start Data supplied

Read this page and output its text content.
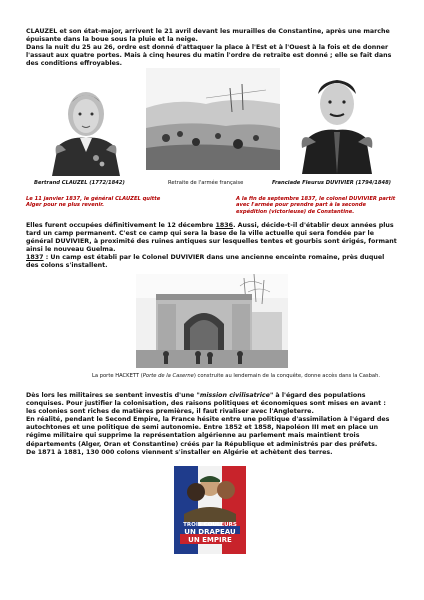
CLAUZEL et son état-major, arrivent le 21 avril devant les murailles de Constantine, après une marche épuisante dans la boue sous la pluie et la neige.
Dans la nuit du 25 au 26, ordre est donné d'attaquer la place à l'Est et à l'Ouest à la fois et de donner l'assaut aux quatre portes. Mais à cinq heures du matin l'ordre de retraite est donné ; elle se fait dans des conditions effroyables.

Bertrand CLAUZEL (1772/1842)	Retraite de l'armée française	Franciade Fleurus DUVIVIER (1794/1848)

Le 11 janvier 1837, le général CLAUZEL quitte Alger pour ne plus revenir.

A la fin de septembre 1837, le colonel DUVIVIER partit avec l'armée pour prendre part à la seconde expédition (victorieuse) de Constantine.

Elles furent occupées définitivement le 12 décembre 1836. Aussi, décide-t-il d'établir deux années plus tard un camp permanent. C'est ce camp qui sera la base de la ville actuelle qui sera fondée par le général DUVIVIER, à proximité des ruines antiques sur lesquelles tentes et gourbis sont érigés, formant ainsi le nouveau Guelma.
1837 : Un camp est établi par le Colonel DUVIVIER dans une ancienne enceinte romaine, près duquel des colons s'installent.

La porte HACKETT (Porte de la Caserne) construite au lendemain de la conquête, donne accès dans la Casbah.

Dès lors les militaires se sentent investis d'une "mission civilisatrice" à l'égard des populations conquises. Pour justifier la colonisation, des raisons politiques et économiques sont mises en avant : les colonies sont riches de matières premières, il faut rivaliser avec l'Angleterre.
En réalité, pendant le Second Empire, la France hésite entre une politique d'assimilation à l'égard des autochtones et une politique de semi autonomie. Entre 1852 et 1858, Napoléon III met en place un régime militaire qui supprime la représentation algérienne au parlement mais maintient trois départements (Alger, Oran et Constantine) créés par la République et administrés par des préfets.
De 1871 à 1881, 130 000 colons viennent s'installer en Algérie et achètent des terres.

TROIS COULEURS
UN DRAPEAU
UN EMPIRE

end Data supplied
start Data supplied

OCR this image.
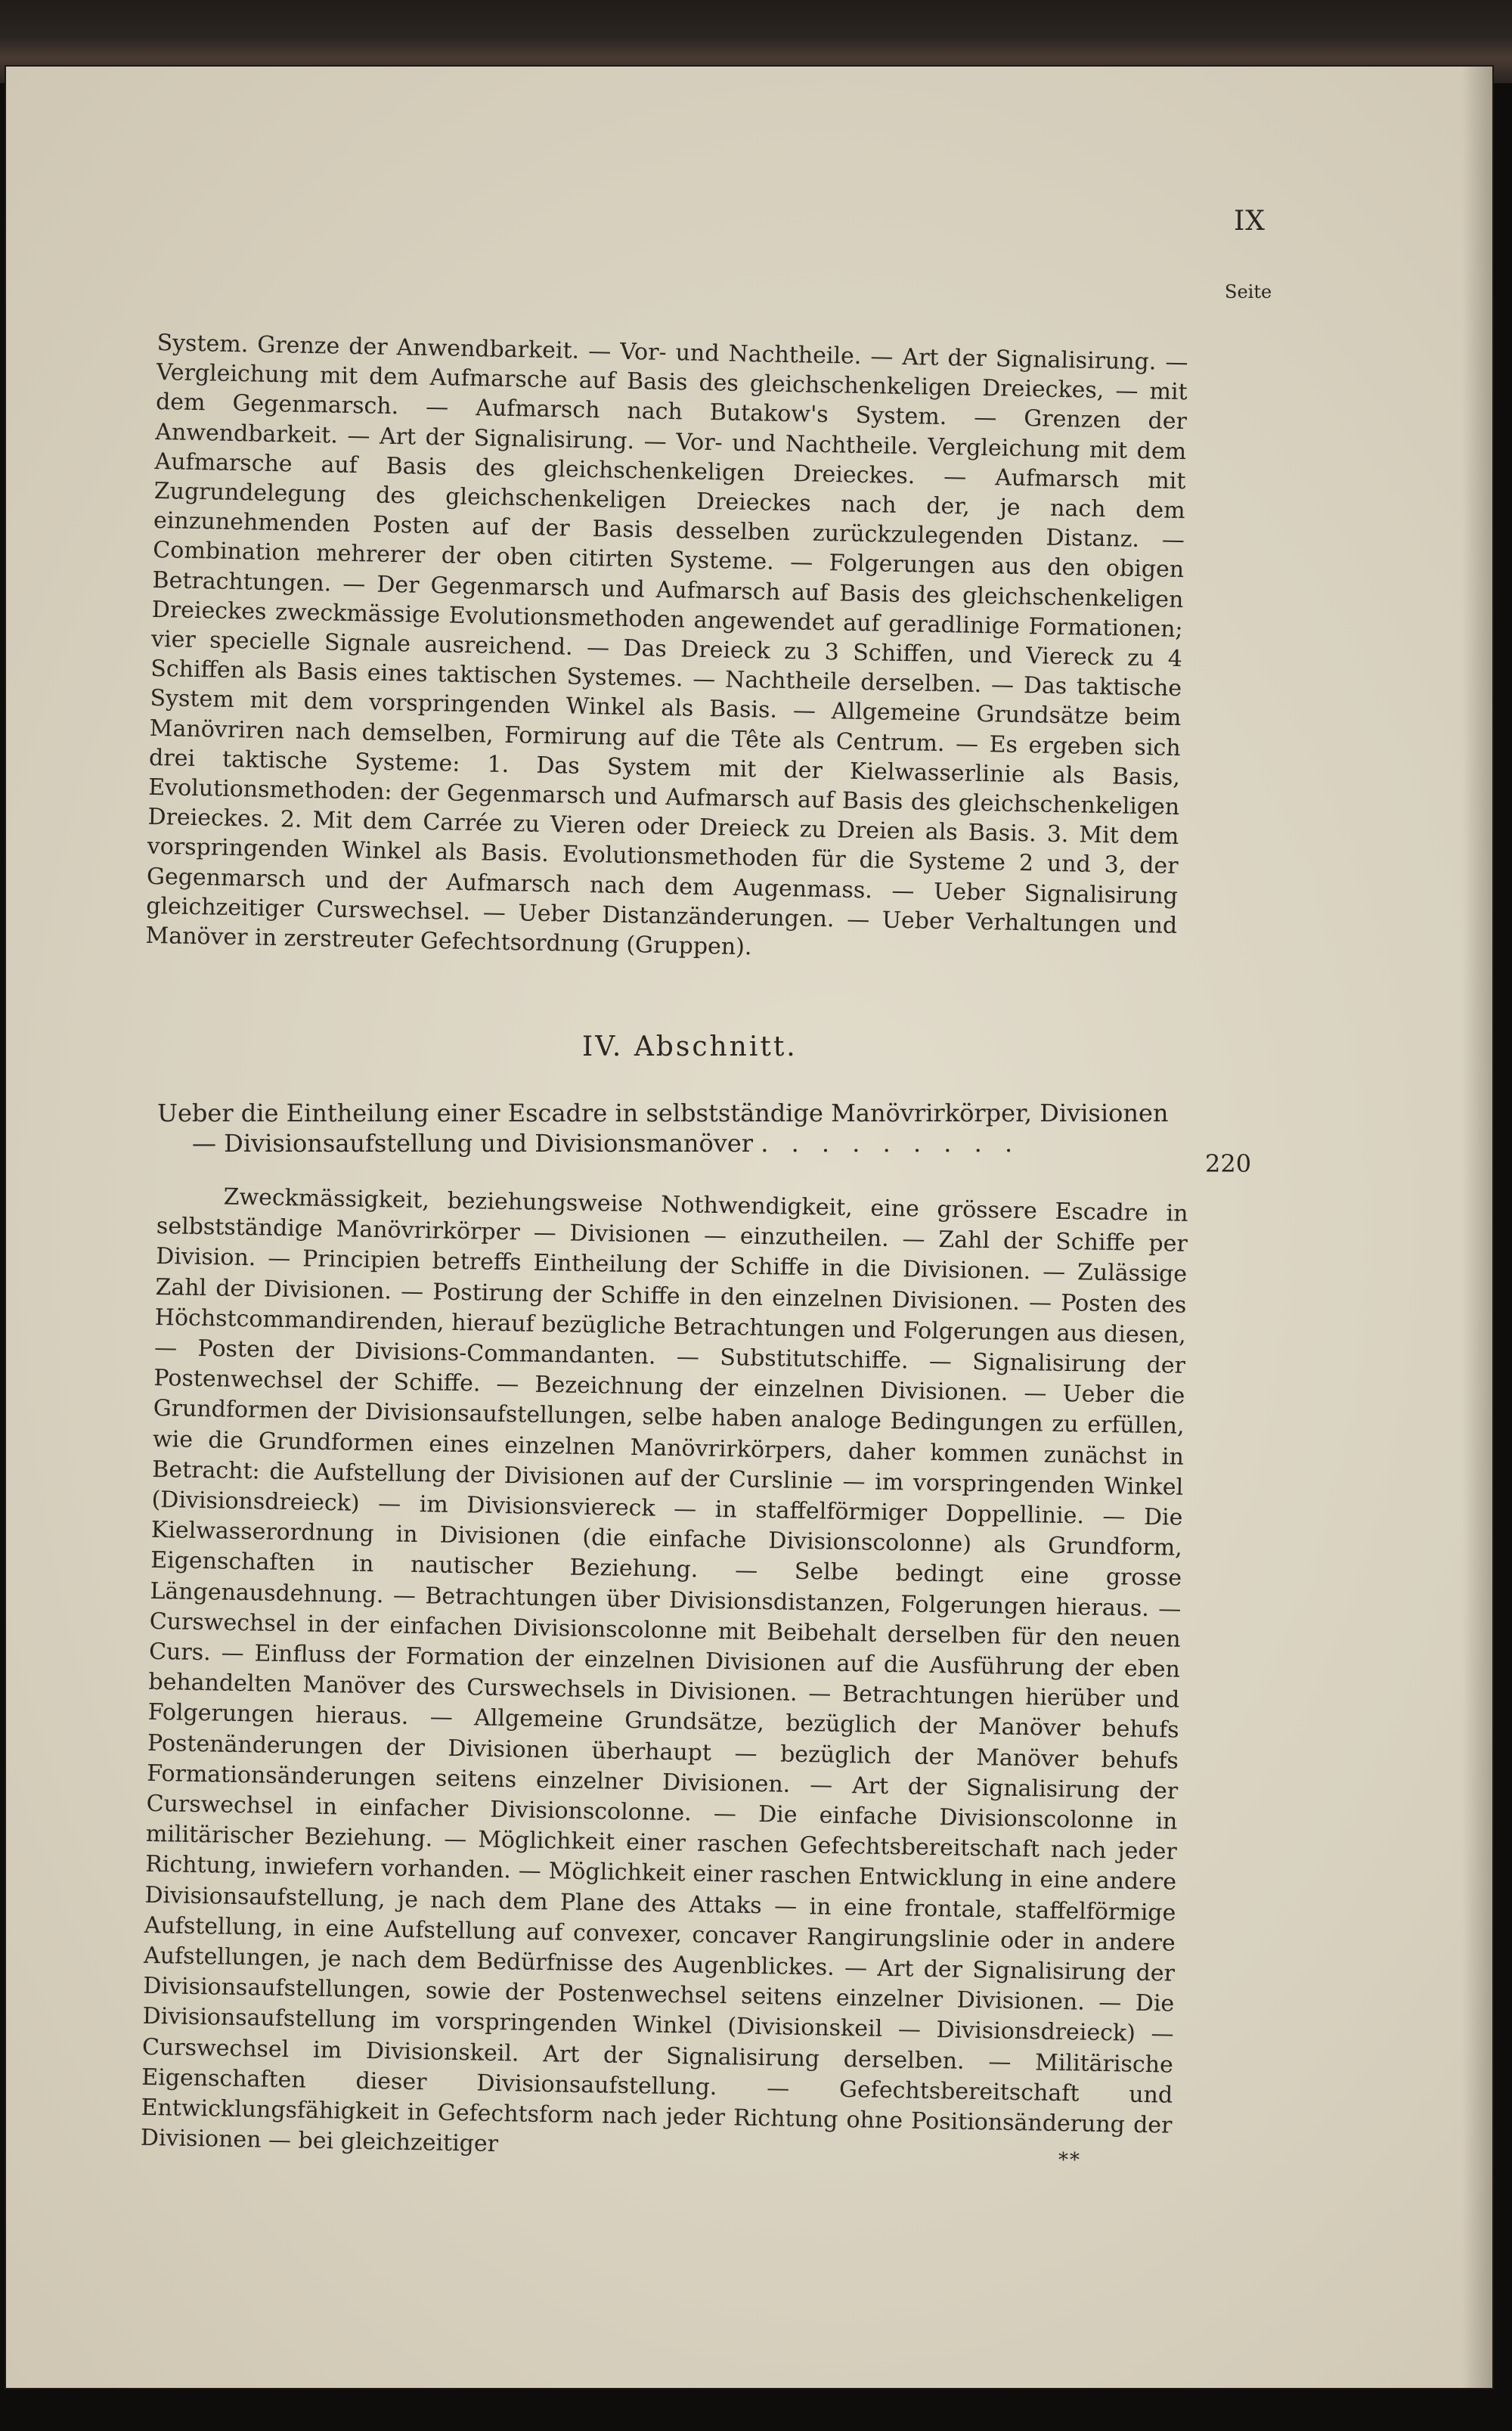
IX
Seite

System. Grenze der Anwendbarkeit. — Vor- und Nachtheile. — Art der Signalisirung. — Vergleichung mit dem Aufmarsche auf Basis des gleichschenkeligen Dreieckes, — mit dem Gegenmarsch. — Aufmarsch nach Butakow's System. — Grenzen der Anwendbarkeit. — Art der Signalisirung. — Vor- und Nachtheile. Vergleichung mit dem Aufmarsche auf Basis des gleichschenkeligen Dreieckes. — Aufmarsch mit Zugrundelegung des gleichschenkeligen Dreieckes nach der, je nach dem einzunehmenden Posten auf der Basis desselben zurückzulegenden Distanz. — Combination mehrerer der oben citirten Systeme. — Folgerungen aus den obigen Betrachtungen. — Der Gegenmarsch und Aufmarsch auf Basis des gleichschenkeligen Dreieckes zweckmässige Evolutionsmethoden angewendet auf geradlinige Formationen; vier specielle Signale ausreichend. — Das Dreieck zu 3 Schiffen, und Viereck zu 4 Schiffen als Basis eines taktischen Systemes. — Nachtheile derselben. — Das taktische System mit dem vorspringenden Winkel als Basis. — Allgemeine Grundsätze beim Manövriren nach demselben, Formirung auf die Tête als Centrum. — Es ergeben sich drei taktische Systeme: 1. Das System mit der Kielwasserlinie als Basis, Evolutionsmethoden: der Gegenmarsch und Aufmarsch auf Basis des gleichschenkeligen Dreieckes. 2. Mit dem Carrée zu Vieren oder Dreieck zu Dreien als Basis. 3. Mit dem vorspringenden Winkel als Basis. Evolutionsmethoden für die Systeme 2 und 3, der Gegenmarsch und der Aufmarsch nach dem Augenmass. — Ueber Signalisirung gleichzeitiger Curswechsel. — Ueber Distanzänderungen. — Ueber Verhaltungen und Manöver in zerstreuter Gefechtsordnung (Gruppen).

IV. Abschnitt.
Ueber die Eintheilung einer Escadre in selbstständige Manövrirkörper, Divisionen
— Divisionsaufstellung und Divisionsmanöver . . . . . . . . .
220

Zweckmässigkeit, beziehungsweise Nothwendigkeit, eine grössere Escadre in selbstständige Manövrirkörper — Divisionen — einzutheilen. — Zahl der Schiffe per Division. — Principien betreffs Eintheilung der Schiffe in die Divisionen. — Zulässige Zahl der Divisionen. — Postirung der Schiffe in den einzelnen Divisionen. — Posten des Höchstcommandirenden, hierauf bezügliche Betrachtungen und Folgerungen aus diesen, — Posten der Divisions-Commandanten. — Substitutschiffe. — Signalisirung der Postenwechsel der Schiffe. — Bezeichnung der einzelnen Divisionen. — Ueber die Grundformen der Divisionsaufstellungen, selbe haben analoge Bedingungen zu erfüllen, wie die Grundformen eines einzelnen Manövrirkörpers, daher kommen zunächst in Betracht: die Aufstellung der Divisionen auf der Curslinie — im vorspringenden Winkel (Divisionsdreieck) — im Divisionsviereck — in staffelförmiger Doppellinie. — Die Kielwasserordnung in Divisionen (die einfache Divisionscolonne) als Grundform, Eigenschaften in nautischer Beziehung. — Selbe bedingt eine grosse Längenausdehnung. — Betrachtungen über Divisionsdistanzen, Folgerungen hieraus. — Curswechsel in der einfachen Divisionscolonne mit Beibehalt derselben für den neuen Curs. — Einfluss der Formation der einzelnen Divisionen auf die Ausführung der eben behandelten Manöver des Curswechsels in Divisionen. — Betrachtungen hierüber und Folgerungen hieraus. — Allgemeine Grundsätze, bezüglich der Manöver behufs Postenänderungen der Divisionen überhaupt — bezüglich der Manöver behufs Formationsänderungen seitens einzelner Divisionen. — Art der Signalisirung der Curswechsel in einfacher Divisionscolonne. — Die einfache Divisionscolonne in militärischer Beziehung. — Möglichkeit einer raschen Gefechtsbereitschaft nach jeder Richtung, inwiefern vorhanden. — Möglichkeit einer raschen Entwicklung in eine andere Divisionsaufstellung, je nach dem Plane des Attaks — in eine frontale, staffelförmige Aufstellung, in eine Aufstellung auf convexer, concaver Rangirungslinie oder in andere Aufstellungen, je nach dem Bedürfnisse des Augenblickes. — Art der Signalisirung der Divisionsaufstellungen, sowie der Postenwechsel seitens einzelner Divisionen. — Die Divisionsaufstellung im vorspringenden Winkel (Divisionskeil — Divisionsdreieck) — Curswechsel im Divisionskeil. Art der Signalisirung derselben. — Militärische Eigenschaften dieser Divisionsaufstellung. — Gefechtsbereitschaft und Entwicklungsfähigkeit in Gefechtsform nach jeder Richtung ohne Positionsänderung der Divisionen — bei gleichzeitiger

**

end Data supplied

— What you have to do —
Determine how many lines in the data above contain the string "avec". Give nothing except the number.

— Answer below —
2